EXERCISE DESCRIPTION: Count how many lines hold the string "Poca". Answer with that number and nothing more.

───── LISTED ENTRIES

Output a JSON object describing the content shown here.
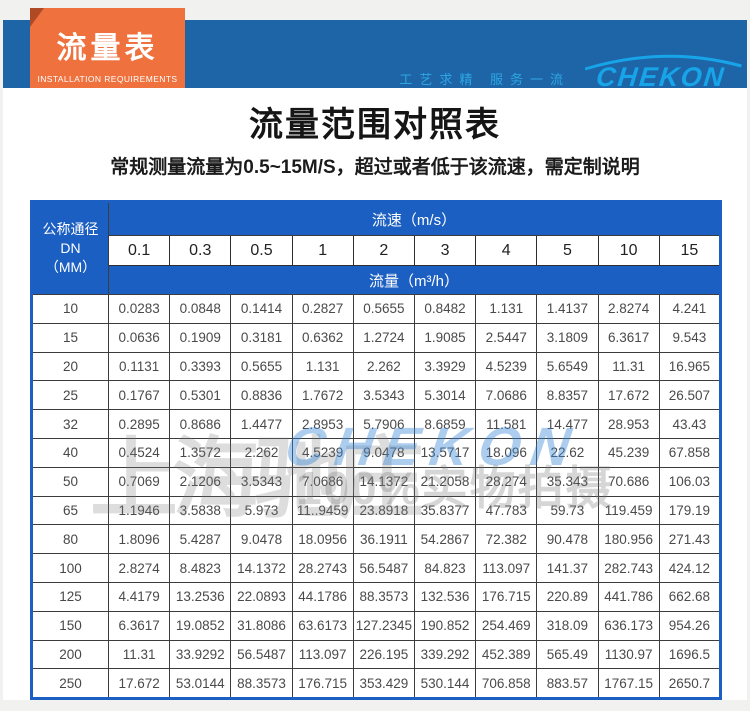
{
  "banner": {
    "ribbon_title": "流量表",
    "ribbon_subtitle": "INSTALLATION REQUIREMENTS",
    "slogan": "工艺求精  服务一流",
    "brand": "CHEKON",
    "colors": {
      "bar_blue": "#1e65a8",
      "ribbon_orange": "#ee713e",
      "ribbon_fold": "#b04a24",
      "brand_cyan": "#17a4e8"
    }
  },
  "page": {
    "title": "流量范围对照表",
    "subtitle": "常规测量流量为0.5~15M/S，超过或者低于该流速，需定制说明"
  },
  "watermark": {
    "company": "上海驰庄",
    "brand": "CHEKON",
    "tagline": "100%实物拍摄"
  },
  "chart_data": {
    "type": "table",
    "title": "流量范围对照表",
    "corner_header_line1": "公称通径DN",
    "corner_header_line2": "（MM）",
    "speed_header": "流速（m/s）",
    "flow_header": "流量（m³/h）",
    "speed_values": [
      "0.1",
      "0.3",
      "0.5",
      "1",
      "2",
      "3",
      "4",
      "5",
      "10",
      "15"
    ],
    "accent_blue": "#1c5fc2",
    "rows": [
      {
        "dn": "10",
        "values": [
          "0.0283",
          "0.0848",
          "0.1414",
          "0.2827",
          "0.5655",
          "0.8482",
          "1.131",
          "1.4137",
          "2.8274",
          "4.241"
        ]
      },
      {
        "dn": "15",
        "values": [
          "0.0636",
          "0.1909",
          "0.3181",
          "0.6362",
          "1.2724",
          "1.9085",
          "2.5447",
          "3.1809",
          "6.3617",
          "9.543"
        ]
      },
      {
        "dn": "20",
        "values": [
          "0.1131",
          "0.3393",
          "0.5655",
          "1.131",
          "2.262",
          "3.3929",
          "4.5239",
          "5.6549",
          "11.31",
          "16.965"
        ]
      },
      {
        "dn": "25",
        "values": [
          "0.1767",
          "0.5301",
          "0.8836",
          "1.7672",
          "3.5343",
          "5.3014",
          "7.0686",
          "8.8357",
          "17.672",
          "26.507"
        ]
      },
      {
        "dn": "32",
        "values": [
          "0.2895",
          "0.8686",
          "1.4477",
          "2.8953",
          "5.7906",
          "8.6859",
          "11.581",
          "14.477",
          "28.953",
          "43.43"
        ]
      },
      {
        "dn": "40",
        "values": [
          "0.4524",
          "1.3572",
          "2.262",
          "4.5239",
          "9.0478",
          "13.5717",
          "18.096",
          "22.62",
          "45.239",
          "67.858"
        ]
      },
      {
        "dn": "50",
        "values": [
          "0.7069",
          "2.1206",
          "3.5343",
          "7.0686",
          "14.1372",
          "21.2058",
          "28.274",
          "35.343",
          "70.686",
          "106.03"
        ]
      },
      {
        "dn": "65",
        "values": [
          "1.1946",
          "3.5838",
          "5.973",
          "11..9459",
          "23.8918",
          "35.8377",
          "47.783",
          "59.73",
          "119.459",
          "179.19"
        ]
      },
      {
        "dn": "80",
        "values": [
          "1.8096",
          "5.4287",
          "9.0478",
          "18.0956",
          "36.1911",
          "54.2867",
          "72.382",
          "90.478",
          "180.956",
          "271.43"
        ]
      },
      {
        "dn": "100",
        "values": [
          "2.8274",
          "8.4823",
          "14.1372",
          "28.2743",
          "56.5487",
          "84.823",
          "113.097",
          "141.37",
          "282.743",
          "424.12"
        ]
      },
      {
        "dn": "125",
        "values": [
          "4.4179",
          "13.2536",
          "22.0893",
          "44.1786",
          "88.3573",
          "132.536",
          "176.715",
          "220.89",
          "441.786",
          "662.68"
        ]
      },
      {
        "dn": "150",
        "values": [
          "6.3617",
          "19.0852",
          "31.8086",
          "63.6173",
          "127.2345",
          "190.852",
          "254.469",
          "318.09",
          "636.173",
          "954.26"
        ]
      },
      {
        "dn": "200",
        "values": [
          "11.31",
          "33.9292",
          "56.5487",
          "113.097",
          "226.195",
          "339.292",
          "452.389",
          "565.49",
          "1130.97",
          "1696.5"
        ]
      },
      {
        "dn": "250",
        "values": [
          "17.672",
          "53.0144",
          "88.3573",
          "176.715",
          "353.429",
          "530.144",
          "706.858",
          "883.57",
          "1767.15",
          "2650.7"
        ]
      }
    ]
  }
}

──────────
───── LISTED ENTRIES

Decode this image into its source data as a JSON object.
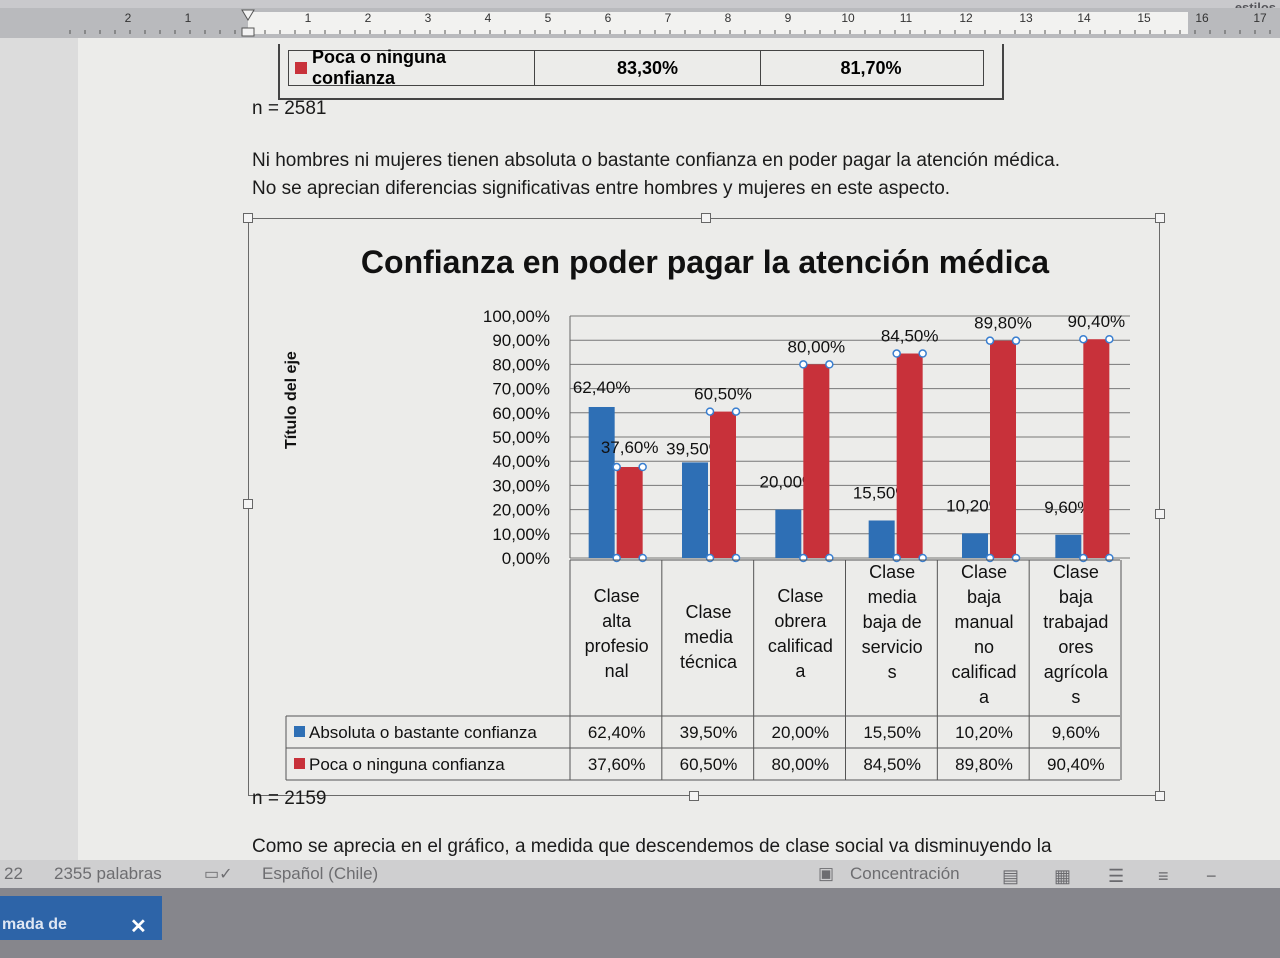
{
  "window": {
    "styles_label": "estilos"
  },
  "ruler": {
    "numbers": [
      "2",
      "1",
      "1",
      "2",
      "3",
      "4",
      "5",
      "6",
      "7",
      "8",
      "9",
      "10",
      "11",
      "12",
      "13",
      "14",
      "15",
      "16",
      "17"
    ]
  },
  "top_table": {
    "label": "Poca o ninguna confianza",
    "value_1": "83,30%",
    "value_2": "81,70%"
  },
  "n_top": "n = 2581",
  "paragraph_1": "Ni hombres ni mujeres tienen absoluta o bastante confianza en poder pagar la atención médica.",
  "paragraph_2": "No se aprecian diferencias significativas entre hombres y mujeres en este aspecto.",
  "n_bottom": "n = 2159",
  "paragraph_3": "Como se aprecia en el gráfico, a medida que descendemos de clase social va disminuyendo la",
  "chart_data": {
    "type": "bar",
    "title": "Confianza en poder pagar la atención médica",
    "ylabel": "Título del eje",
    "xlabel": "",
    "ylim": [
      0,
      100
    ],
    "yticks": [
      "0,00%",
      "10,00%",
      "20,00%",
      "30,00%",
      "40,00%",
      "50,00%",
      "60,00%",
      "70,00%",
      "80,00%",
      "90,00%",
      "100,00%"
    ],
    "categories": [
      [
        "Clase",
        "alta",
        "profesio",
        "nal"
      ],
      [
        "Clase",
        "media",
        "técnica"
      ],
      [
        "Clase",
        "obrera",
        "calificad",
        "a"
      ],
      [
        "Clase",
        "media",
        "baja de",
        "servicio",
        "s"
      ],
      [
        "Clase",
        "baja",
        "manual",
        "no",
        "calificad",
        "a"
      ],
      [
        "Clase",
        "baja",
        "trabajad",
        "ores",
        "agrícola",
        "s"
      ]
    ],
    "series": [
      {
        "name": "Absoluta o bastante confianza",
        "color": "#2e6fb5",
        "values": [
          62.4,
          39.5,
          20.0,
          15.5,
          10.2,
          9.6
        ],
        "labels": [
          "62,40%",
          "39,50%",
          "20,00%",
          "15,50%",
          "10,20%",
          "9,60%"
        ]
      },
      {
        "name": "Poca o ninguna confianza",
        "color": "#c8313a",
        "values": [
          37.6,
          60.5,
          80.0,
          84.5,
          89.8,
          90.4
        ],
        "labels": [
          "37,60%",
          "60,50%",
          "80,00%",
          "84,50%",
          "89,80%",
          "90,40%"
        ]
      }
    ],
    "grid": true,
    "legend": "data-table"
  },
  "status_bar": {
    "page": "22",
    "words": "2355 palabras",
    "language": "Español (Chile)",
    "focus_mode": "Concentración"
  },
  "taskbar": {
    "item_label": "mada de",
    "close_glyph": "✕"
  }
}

──────────

REPLY: 2